** Start of Provided records **

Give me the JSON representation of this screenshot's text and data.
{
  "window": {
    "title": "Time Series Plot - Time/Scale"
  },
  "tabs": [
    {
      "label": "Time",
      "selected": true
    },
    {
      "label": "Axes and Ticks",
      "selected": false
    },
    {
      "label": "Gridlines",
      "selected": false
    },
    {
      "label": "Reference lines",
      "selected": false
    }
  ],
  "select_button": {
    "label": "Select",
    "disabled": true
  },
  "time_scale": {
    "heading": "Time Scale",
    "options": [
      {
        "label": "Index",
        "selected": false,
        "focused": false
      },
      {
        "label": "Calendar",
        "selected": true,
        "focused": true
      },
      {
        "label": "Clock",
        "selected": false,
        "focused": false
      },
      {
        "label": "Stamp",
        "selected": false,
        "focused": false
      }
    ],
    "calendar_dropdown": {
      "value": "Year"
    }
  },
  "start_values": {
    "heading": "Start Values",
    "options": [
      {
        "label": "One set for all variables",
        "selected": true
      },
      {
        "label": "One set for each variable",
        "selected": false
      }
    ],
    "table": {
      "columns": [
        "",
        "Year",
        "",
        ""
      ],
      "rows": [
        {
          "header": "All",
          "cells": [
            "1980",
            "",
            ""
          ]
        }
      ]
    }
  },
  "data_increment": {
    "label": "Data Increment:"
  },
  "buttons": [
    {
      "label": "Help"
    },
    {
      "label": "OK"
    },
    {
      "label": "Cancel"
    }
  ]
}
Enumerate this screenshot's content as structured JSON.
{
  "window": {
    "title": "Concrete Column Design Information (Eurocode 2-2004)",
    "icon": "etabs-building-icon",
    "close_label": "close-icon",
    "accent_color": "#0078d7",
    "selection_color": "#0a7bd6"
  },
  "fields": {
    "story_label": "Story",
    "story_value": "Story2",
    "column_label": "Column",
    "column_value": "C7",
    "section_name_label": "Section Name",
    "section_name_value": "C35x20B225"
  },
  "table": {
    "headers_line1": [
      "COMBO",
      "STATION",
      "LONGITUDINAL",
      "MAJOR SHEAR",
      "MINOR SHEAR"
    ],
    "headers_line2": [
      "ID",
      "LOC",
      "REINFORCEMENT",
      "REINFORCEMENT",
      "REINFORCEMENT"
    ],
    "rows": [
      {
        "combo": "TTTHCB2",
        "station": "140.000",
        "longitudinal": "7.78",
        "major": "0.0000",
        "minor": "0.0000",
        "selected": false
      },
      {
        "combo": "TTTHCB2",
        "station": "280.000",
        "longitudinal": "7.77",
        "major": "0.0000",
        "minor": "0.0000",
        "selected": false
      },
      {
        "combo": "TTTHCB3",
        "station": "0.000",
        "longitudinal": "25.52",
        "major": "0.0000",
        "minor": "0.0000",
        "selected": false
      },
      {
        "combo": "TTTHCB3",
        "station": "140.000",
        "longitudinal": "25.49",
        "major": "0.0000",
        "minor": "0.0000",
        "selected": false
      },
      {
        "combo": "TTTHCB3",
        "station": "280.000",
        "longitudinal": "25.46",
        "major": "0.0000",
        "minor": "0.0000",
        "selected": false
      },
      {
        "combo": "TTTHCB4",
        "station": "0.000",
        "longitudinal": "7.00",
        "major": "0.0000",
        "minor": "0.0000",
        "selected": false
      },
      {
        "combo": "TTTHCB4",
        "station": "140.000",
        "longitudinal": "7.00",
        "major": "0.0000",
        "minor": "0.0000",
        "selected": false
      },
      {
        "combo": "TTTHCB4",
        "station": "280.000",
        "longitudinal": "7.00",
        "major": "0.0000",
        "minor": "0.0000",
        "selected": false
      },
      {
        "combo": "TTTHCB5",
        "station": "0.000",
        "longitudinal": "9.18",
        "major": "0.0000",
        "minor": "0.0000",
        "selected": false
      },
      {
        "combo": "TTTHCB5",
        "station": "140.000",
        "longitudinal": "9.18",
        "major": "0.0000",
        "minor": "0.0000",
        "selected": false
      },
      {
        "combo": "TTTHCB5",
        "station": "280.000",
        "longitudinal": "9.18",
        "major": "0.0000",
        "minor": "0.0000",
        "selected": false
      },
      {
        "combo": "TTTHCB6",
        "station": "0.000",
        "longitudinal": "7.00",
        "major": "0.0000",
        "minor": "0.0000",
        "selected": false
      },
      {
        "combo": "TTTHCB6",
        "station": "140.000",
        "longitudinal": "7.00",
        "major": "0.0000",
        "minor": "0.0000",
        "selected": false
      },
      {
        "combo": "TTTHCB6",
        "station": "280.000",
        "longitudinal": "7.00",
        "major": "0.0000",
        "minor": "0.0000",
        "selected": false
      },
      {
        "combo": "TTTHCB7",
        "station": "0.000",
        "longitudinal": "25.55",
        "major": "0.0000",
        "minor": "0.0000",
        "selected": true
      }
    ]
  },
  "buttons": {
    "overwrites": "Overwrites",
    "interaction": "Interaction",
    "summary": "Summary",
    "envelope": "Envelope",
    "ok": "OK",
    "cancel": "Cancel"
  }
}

** End of Provided records **

Task description — Repeat the records above exactly, from the first line to the last.

Response to the task —
Give me the JSON representation of this screenshot's text and data.
{
  "window": {
    "title": "Time Series Plot - Time/Scale"
  },
  "tabs": [
    {
      "label": "Time",
      "selected": true
    },
    {
      "label": "Axes and Ticks",
      "selected": false
    },
    {
      "label": "Gridlines",
      "selected": false
    },
    {
      "label": "Reference lines",
      "selected": false
    }
  ],
  "select_button": {
    "label": "Select",
    "disabled": true
  },
  "time_scale": {
    "heading": "Time Scale",
    "options": [
      {
        "label": "Index",
        "selected": false,
        "focused": false
      },
      {
        "label": "Calendar",
        "selected": true,
        "focused": true
      },
      {
        "label": "Clock",
        "selected": false,
        "focused": false
      },
      {
        "label": "Stamp",
        "selected": false,
        "focused": false
      }
    ],
    "calendar_dropdown": {
      "value": "Year"
    }
  },
  "start_values": {
    "heading": "Start Values",
    "options": [
      {
        "label": "One set for all variables",
        "selected": true
      },
      {
        "label": "One set for each variable",
        "selected": false
      }
    ],
    "table": {
      "columns": [
        "",
        "Year",
        "",
        ""
      ],
      "rows": [
        {
          "header": "All",
          "cells": [
            "1980",
            "",
            ""
          ]
        }
      ]
    }
  },
  "data_increment": {
    "label": "Data Increment:"
  },
  "buttons": [
    {
      "label": "Help"
    },
    {
      "label": "OK"
    },
    {
      "label": "Cancel"
    }
  ]
}
Enumerate this screenshot's content as structured JSON.
{
  "window": {
    "title": "Concrete Column Design Information (Eurocode 2-2004)",
    "icon": "etabs-building-icon",
    "close_label": "close-icon",
    "accent_color": "#0078d7",
    "selection_color": "#0a7bd6"
  },
  "fields": {
    "story_label": "Story",
    "story_value": "Story2",
    "column_label": "Column",
    "column_value": "C7",
    "section_name_label": "Section Name",
    "section_name_value": "C35x20B225"
  },
  "table": {
    "headers_line1": [
      "COMBO",
      "STATION",
      "LONGITUDINAL",
      "MAJOR SHEAR",
      "MINOR SHEAR"
    ],
    "headers_line2": [
      "ID",
      "LOC",
      "REINFORCEMENT",
      "REINFORCEMENT",
      "REINFORCEMENT"
    ],
    "rows": [
      {
        "combo": "TTTHCB2",
        "station": "140.000",
        "longitudinal": "7.78",
        "major": "0.0000",
        "minor": "0.0000",
        "selected": false
      },
      {
        "combo": "TTTHCB2",
        "station": "280.000",
        "longitudinal": "7.77",
        "major": "0.0000",
        "minor": "0.0000",
        "selected": false
      },
      {
        "combo": "TTTHCB3",
        "station": "0.000",
        "longitudinal": "25.52",
        "major": "0.0000",
        "minor": "0.0000",
        "selected": false
      },
      {
        "combo": "TTTHCB3",
        "station": "140.000",
        "longitudinal": "25.49",
        "major": "0.0000",
        "minor": "0.0000",
        "selected": false
      },
      {
        "combo": "TTTHCB3",
        "station": "280.000",
        "longitudinal": "25.46",
        "major": "0.0000",
        "minor": "0.0000",
        "selected": false
      },
      {
        "combo": "TTTHCB4",
        "station": "0.000",
        "longitudinal": "7.00",
        "major": "0.0000",
        "minor": "0.0000",
        "selected": false
      },
      {
        "combo": "TTTHCB4",
        "station": "140.000",
        "longitudinal": "7.00",
        "major": "0.0000",
        "minor": "0.0000",
        "selected": false
      },
      {
        "combo": "TTTHCB4",
        "station": "280.000",
        "longitudinal": "7.00",
        "major": "0.0000",
        "minor": "0.0000",
        "selected": false
      },
      {
        "combo": "TTTHCB5",
        "station": "0.000",
        "longitudinal": "9.18",
        "major": "0.0000",
        "minor": "0.0000",
        "selected": false
      },
      {
        "combo": "TTTHCB5",
        "station": "140.000",
        "longitudinal": "9.18",
        "major": "0.0000",
        "minor": "0.0000",
        "selected": false
      },
      {
        "combo": "TTTHCB5",
        "station": "280.000",
        "longitudinal": "9.18",
        "major": "0.0000",
        "minor": "0.0000",
        "selected": false
      },
      {
        "combo": "TTTHCB6",
        "station": "0.000",
        "longitudinal": "7.00",
        "major": "0.0000",
        "minor": "0.0000",
        "selected": false
      },
      {
        "combo": "TTTHCB6",
        "station": "140.000",
        "longitudinal": "7.00",
        "major": "0.0000",
        "minor": "0.0000",
        "selected": false
      },
      {
        "combo": "TTTHCB6",
        "station": "280.000",
        "longitudinal": "7.00",
        "major": "0.0000",
        "minor": "0.0000",
        "selected": false
      },
      {
        "combo": "TTTHCB7",
        "station": "0.000",
        "longitudinal": "25.55",
        "major": "0.0000",
        "minor": "0.0000",
        "selected": true
      }
    ]
  },
  "buttons": {
    "overwrites": "Overwrites",
    "interaction": "Interaction",
    "summary": "Summary",
    "envelope": "Envelope",
    "ok": "OK",
    "cancel": "Cancel"
  }
}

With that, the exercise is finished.